▶ _Problem to work on_
Reproduce every entry exactly, without alteration.

▶ _Record set_
==================================================
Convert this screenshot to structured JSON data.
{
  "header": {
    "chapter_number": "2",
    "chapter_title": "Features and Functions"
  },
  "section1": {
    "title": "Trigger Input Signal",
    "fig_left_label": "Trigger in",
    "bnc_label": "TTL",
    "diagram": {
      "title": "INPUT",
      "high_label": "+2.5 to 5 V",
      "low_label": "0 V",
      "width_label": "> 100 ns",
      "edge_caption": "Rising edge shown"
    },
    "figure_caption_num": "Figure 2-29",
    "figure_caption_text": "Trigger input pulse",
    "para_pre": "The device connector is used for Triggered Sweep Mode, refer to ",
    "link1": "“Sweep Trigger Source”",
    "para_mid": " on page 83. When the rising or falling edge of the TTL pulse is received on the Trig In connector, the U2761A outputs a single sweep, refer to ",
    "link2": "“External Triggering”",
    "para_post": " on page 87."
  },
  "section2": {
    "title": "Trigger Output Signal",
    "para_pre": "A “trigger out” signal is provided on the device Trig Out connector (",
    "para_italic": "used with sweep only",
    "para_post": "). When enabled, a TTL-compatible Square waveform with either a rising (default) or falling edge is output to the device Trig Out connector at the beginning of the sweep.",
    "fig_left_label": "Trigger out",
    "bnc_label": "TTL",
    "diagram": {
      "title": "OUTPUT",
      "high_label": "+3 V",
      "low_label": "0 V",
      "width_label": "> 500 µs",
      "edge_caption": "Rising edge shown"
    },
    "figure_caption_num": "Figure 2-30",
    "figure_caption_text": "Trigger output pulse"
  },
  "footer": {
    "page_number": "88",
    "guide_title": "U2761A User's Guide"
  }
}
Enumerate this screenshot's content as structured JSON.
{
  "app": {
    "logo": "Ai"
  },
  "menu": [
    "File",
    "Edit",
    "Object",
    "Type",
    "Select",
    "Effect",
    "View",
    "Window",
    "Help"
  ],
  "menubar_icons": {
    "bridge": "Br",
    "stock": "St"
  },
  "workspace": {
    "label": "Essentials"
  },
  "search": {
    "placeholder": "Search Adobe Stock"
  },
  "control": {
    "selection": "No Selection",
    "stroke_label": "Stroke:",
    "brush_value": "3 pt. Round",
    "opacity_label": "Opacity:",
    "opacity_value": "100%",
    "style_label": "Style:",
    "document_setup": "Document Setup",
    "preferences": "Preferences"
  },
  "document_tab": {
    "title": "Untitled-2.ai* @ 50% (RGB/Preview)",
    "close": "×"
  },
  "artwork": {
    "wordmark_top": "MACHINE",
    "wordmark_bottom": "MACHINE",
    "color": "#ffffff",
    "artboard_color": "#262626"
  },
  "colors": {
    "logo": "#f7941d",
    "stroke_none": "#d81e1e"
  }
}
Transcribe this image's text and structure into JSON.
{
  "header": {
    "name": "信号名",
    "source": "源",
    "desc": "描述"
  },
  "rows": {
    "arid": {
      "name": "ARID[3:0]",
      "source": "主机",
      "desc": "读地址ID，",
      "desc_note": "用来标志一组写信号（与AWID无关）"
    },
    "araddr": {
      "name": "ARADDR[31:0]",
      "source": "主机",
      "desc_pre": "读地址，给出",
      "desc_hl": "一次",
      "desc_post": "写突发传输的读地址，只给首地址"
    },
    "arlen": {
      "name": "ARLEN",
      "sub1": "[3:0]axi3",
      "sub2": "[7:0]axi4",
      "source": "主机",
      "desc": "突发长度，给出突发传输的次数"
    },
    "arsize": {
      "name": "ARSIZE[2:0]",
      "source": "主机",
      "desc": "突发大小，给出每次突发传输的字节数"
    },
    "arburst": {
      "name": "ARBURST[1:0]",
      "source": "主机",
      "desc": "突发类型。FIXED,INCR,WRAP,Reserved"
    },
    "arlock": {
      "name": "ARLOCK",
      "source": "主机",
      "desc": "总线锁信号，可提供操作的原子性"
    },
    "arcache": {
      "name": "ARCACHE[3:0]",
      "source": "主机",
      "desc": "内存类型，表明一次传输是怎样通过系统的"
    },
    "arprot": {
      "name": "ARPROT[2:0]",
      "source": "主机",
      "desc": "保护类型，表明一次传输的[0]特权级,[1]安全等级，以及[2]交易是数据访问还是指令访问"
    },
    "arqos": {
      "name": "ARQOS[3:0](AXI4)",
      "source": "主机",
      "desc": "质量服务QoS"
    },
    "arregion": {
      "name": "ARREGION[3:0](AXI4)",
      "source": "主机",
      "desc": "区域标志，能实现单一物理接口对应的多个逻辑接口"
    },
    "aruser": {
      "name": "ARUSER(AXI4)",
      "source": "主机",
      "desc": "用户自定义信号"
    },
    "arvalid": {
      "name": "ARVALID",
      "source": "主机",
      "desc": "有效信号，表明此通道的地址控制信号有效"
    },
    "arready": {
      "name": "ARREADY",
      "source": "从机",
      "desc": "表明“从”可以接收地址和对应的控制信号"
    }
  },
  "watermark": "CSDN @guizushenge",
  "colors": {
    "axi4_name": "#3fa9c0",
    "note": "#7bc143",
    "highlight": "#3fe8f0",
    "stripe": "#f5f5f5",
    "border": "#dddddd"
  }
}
==================================================
▶ _The completed task_
Convert this screenshot to structured JSON data.
{
  "header": {
    "chapter_number": "2",
    "chapter_title": "Features and Functions"
  },
  "section1": {
    "title": "Trigger Input Signal",
    "fig_left_label": "Trigger in",
    "bnc_label": "TTL",
    "diagram": {
      "title": "INPUT",
      "high_label": "+2.5 to 5 V",
      "low_label": "0 V",
      "width_label": "> 100 ns",
      "edge_caption": "Rising edge shown"
    },
    "figure_caption_num": "Figure 2-29",
    "figure_caption_text": "Trigger input pulse",
    "para_pre": "The device connector is used for Triggered Sweep Mode, refer to ",
    "link1": "“Sweep Trigger Source”",
    "para_mid": " on page 83. When the rising or falling edge of the TTL pulse is received on the Trig In connector, the U2761A outputs a single sweep, refer to ",
    "link2": "“External Triggering”",
    "para_post": " on page 87."
  },
  "section2": {
    "title": "Trigger Output Signal",
    "para_pre": "A “trigger out” signal is provided on the device Trig Out connector (",
    "para_italic": "used with sweep only",
    "para_post": "). When enabled, a TTL-compatible Square waveform with either a rising (default) or falling edge is output to the device Trig Out connector at the beginning of the sweep.",
    "fig_left_label": "Trigger out",
    "bnc_label": "TTL",
    "diagram": {
      "title": "OUTPUT",
      "high_label": "+3 V",
      "low_label": "0 V",
      "width_label": "> 500 µs",
      "edge_caption": "Rising edge shown"
    },
    "figure_caption_num": "Figure 2-30",
    "figure_caption_text": "Trigger output pulse"
  },
  "footer": {
    "page_number": "88",
    "guide_title": "U2761A User's Guide"
  }
}
Enumerate this screenshot's content as structured JSON.
{
  "app": {
    "logo": "Ai"
  },
  "menu": [
    "File",
    "Edit",
    "Object",
    "Type",
    "Select",
    "Effect",
    "View",
    "Window",
    "Help"
  ],
  "menubar_icons": {
    "bridge": "Br",
    "stock": "St"
  },
  "workspace": {
    "label": "Essentials"
  },
  "search": {
    "placeholder": "Search Adobe Stock"
  },
  "control": {
    "selection": "No Selection",
    "stroke_label": "Stroke:",
    "brush_value": "3 pt. Round",
    "opacity_label": "Opacity:",
    "opacity_value": "100%",
    "style_label": "Style:",
    "document_setup": "Document Setup",
    "preferences": "Preferences"
  },
  "document_tab": {
    "title": "Untitled-2.ai* @ 50% (RGB/Preview)",
    "close": "×"
  },
  "artwork": {
    "wordmark_top": "MACHINE",
    "wordmark_bottom": "MACHINE",
    "color": "#ffffff",
    "artboard_color": "#262626"
  },
  "colors": {
    "logo": "#f7941d",
    "stroke_none": "#d81e1e"
  }
}
Transcribe this image's text and structure into JSON.
{
  "header": {
    "name": "信号名",
    "source": "源",
    "desc": "描述"
  },
  "rows": {
    "arid": {
      "name": "ARID[3:0]",
      "source": "主机",
      "desc": "读地址ID，",
      "desc_note": "用来标志一组写信号（与AWID无关）"
    },
    "araddr": {
      "name": "ARADDR[31:0]",
      "source": "主机",
      "desc_pre": "读地址，给出",
      "desc_hl": "一次",
      "desc_post": "写突发传输的读地址，只给首地址"
    },
    "arlen": {
      "name": "ARLEN",
      "sub1": "[3:0]axi3",
      "sub2": "[7:0]axi4",
      "source": "主机",
      "desc": "突发长度，给出突发传输的次数"
    },
    "arsize": {
      "name": "ARSIZE[2:0]",
      "source": "主机",
      "desc": "突发大小，给出每次突发传输的字节数"
    },
    "arburst": {
      "name": "ARBURST[1:0]",
      "source": "主机",
      "desc": "突发类型。FIXED,INCR,WRAP,Reserved"
    },
    "arlock": {
      "name": "ARLOCK",
      "source": "主机",
      "desc": "总线锁信号，可提供操作的原子性"
    },
    "arcache": {
      "name": "ARCACHE[3:0]",
      "source": "主机",
      "desc": "内存类型，表明一次传输是怎样通过系统的"
    },
    "arprot": {
      "name": "ARPROT[2:0]",
      "source": "主机",
      "desc": "保护类型，表明一次传输的[0]特权级,[1]安全等级，以及[2]交易是数据访问还是指令访问"
    },
    "arqos": {
      "name": "ARQOS[3:0](AXI4)",
      "source": "主机",
      "desc": "质量服务QoS"
    },
    "arregion": {
      "name": "ARREGION[3:0](AXI4)",
      "source": "主机",
      "desc": "区域标志，能实现单一物理接口对应的多个逻辑接口"
    },
    "aruser": {
      "name": "ARUSER(AXI4)",
      "source": "主机",
      "desc": "用户自定义信号"
    },
    "arvalid": {
      "name": "ARVALID",
      "source": "主机",
      "desc": "有效信号，表明此通道的地址控制信号有效"
    },
    "arready": {
      "name": "ARREADY",
      "source": "从机",
      "desc": "表明“从”可以接收地址和对应的控制信号"
    }
  },
  "watermark": "CSDN @guizushenge",
  "colors": {
    "axi4_name": "#3fa9c0",
    "note": "#7bc143",
    "highlight": "#3fe8f0",
    "stripe": "#f5f5f5",
    "border": "#dddddd"
  }
}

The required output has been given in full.